* [MATERIAL FOR THIS TASK]:
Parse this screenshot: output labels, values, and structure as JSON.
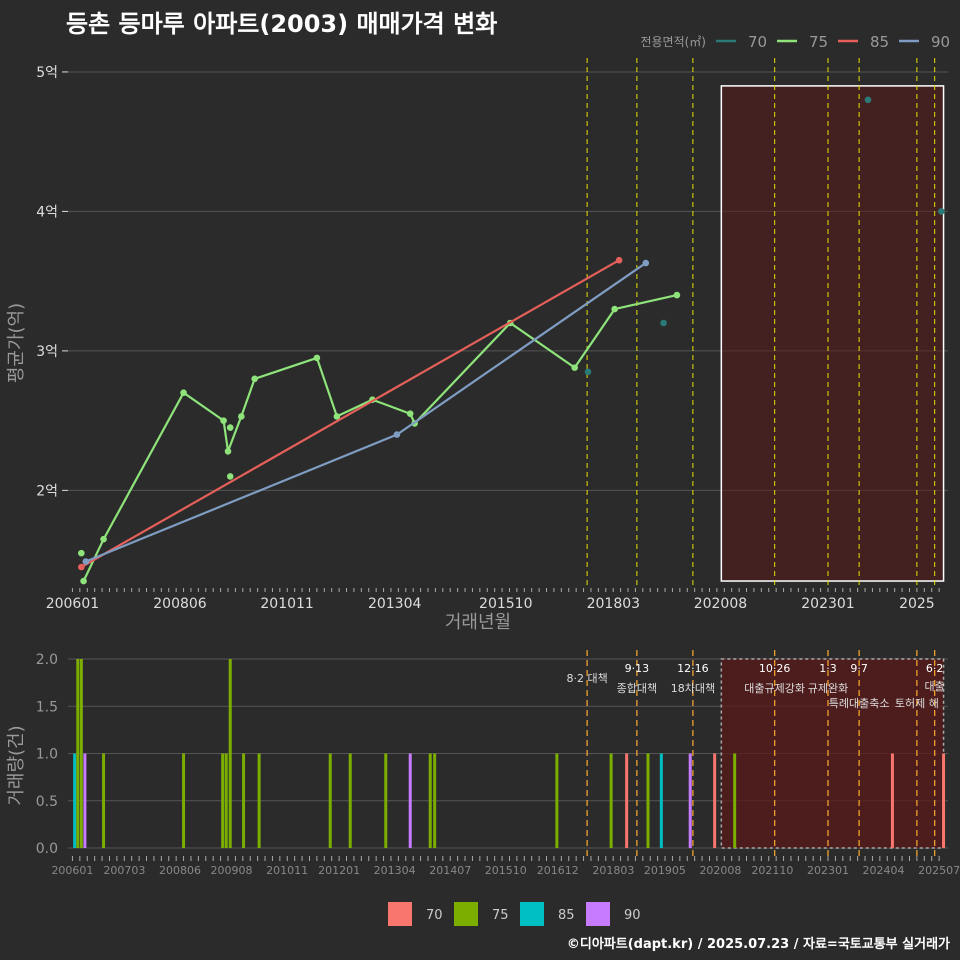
{
  "title": "등촌 등마루 아파트(2003) 매매가격 변화",
  "credit": "©디아파트(dapt.kr) / 2025.07.23 / 자료=국토교통부 실거래가",
  "colors": {
    "background": "#2b2b2b",
    "grid": "#555555",
    "price_70": "#2b7a78",
    "price_75": "#8ee37a",
    "price_85": "#e5605a",
    "price_90": "#7f9cc2",
    "bar_70": "#f8766d",
    "bar_75": "#7cae00",
    "bar_85": "#00bfc4",
    "bar_90": "#c77cff",
    "policy_line": "#e8e000",
    "policy_line_bottom": "#f0a030",
    "highlight_fill": "#5a1a1a",
    "text": "#dddddd",
    "axis_title": "#999999"
  },
  "chart_data": [
    {
      "type": "line",
      "title": "등촌 등마루 아파트(2003) 매매가격 변화",
      "xlabel": "거래년월",
      "ylabel": "평균가(억)",
      "ylim": [
        1.3,
        5.1
      ],
      "xlim": [
        2005.9,
        2025.7
      ],
      "x_tick_labels": [
        "200601",
        "200806",
        "201011",
        "201304",
        "201510",
        "201803",
        "202008",
        "202301",
        "2025"
      ],
      "x_tick_values": [
        2006.0,
        2008.42,
        2010.83,
        2013.25,
        2015.75,
        2018.17,
        2020.58,
        2023.0,
        2025.0
      ],
      "y_tick_labels": [
        "2억",
        "3억",
        "4억",
        "5억"
      ],
      "y_tick_values": [
        2,
        3,
        4,
        5
      ],
      "legend_title": "전용면적(㎡)",
      "legend_position": "top-right",
      "legend": [
        "70",
        "75",
        "85",
        "90"
      ],
      "series": [
        {
          "name": "70",
          "line": false,
          "points": [
            [
              2017.6,
              2.85
            ],
            [
              2019.3,
              3.2
            ],
            [
              2023.9,
              4.8
            ],
            [
              2025.55,
              4.0
            ]
          ]
        },
        {
          "name": "75",
          "line": true,
          "points": [
            [
              2006.25,
              1.35
            ],
            [
              2006.7,
              1.65
            ],
            [
              2008.5,
              2.7
            ],
            [
              2009.4,
              2.5
            ],
            [
              2009.5,
              2.28
            ],
            [
              2009.8,
              2.53
            ],
            [
              2010.1,
              2.8
            ],
            [
              2011.5,
              2.95
            ],
            [
              2011.95,
              2.53
            ],
            [
              2012.75,
              2.65
            ],
            [
              2013.6,
              2.55
            ],
            [
              2013.7,
              2.48
            ],
            [
              2015.85,
              3.2
            ],
            [
              2017.3,
              2.88
            ],
            [
              2018.2,
              3.3
            ],
            [
              2019.6,
              3.4
            ]
          ]
        },
        {
          "name": "75",
          "line": false,
          "points": [
            [
              2006.2,
              1.55
            ],
            [
              2009.55,
              2.45
            ],
            [
              2009.55,
              2.1
            ]
          ]
        },
        {
          "name": "85",
          "line": true,
          "points": [
            [
              2006.2,
              1.45
            ],
            [
              2018.3,
              3.65
            ]
          ]
        },
        {
          "name": "90",
          "line": true,
          "points": [
            [
              2006.3,
              1.49
            ],
            [
              2013.3,
              2.4
            ],
            [
              2018.9,
              3.63
            ]
          ]
        }
      ],
      "policy_lines": [
        2017.58,
        2018.7,
        2019.96,
        2021.8,
        2023.0,
        2023.7,
        2025.0,
        2025.4
      ],
      "highlight_range": [
        2020.6,
        2025.6
      ],
      "highlight_ylim": [
        1.35,
        4.9
      ]
    },
    {
      "type": "bar",
      "ylabel": "거래량(건)",
      "ylim": [
        0,
        2.0
      ],
      "y_tick_labels": [
        "0.0",
        "0.5",
        "1.0",
        "1.5",
        "2.0"
      ],
      "y_tick_values": [
        0,
        0.5,
        1.0,
        1.5,
        2.0
      ],
      "x_tick_labels": [
        "200601",
        "200703",
        "200806",
        "200908",
        "201011",
        "201201",
        "201304",
        "201407",
        "201510",
        "201612",
        "201803",
        "201905",
        "202008",
        "202110",
        "202301",
        "202404",
        "202507"
      ],
      "x_tick_values": [
        2006.0,
        2007.17,
        2008.42,
        2009.58,
        2010.83,
        2012.0,
        2013.25,
        2014.5,
        2015.75,
        2016.92,
        2018.17,
        2019.33,
        2020.58,
        2021.75,
        2023.0,
        2024.25,
        2025.5
      ],
      "legend": [
        "70",
        "75",
        "85",
        "90"
      ],
      "legend_position": "bottom",
      "bars": [
        {
          "x": 2006.05,
          "series": "85",
          "value": 1
        },
        {
          "x": 2006.12,
          "series": "75",
          "value": 2
        },
        {
          "x": 2006.2,
          "series": "75",
          "value": 2
        },
        {
          "x": 2006.28,
          "series": "90",
          "value": 1
        },
        {
          "x": 2006.7,
          "series": "75",
          "value": 1
        },
        {
          "x": 2008.5,
          "series": "75",
          "value": 1
        },
        {
          "x": 2009.38,
          "series": "75",
          "value": 1
        },
        {
          "x": 2009.46,
          "series": "75",
          "value": 1
        },
        {
          "x": 2009.55,
          "series": "75",
          "value": 2
        },
        {
          "x": 2009.85,
          "series": "75",
          "value": 1
        },
        {
          "x": 2010.2,
          "series": "75",
          "value": 1
        },
        {
          "x": 2011.8,
          "series": "75",
          "value": 1
        },
        {
          "x": 2012.25,
          "series": "75",
          "value": 1
        },
        {
          "x": 2013.05,
          "series": "75",
          "value": 1
        },
        {
          "x": 2013.6,
          "series": "90",
          "value": 1
        },
        {
          "x": 2014.05,
          "series": "75",
          "value": 1
        },
        {
          "x": 2014.15,
          "series": "75",
          "value": 1
        },
        {
          "x": 2016.9,
          "series": "75",
          "value": 1
        },
        {
          "x": 2018.12,
          "series": "75",
          "value": 1
        },
        {
          "x": 2018.47,
          "series": "70",
          "value": 1
        },
        {
          "x": 2018.95,
          "series": "75",
          "value": 1
        },
        {
          "x": 2019.25,
          "series": "85",
          "value": 1
        },
        {
          "x": 2019.9,
          "series": "90",
          "value": 1
        },
        {
          "x": 2020.45,
          "series": "70",
          "value": 1
        },
        {
          "x": 2020.9,
          "series": "75",
          "value": 1
        },
        {
          "x": 2024.45,
          "series": "70",
          "value": 1
        },
        {
          "x": 2025.6,
          "series": "70",
          "value": 1
        }
      ],
      "policy_lines": [
        2017.58,
        2018.7,
        2019.96,
        2021.8,
        2023.0,
        2023.7,
        2025.0,
        2025.4
      ],
      "highlight_range": [
        2020.6,
        2025.6
      ],
      "annotations": [
        {
          "x": 2017.58,
          "date": "",
          "label": "8·2 대책"
        },
        {
          "x": 2018.7,
          "date": "9·13",
          "label": "종합대책"
        },
        {
          "x": 2019.96,
          "date": "12·16",
          "label": "18차대책"
        },
        {
          "x": 2021.8,
          "date": "10·26",
          "label": "대출규제강화"
        },
        {
          "x": 2023.0,
          "date": "1·3",
          "label": "규제완화"
        },
        {
          "x": 2023.7,
          "date": "9·7",
          "label": "특례대출축소"
        },
        {
          "x": 2025.0,
          "date": "",
          "label": "토허제 해"
        },
        {
          "x": 2025.4,
          "date": "6·2",
          "label": "대출"
        }
      ]
    }
  ]
}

* [AIM OF THE TASK]:
Copy the lines from the entries above in which the word "date" appears.

* [COMPLETE RESPONSE]:
          "date": "",
          "date": "9·13",
          "date": "12·16",
          "date": "10·26",
          "date": "1·3",
          "date": "9·7",
          "date": "",
          "date": "6·2",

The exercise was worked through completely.